Exercise brief: Transcribe the records exactly. Pictures do not belong in the transcription.

Data extract:
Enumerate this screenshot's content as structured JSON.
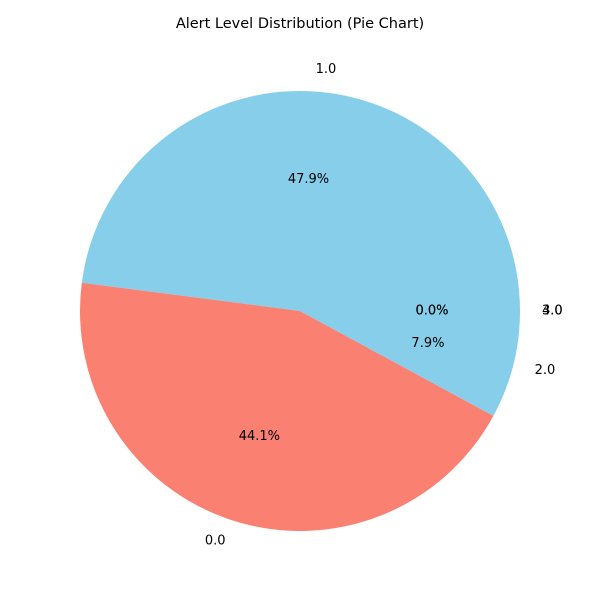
{
  "chart_data": {
    "type": "pie",
    "title": "Alert Level Distribution (Pie Chart)",
    "categories": [
      "1.0",
      "0.0",
      "2.0",
      "3.0",
      "4.0"
    ],
    "values": [
      47.9,
      44.1,
      7.9,
      0.0,
      0.0
    ],
    "pct_labels": [
      "47.9%",
      "44.1%",
      "7.9%",
      "0.0%",
      "0.0%"
    ],
    "colors": [
      "#87ceeb",
      "#fa8072",
      "#87ceeb",
      "#fa8072",
      "#87ceeb"
    ],
    "start_angle_deg": 0,
    "direction": "counterclockwise",
    "legend": "none"
  }
}
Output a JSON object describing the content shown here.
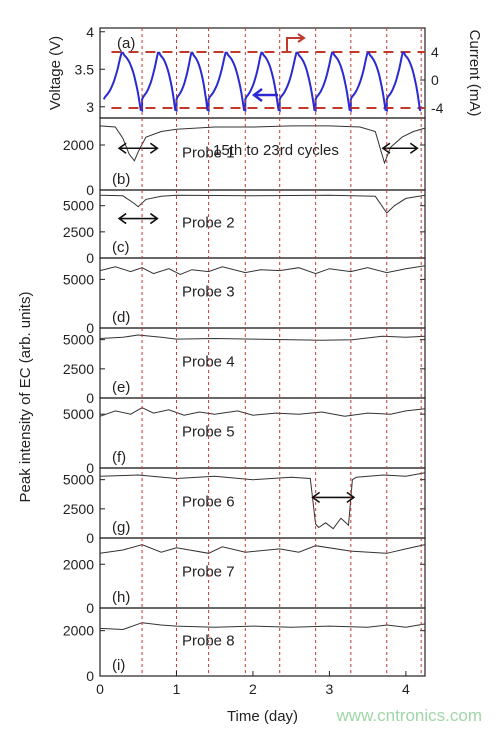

Exercise output:
Enumerate this screenshot's content as structured JSON.
{
  "chart_data": {
    "type": "pie",
    "title": "Alert Level Distribution (Pie Chart)",
    "categories": [
      "1.0",
      "0.0",
      "2.0",
      "3.0",
      "4.0"
    ],
    "values": [
      47.9,
      44.1,
      7.9,
      0.0,
      0.0
    ],
    "pct_labels": [
      "47.9%",
      "44.1%",
      "7.9%",
      "0.0%",
      "0.0%"
    ],
    "colors": [
      "#87ceeb",
      "#fa8072",
      "#87ceeb",
      "#fa8072",
      "#87ceeb"
    ],
    "start_angle_deg": 0,
    "direction": "counterclockwise",
    "legend": "none"
  }
}
Output a JSON object describing the content shown here.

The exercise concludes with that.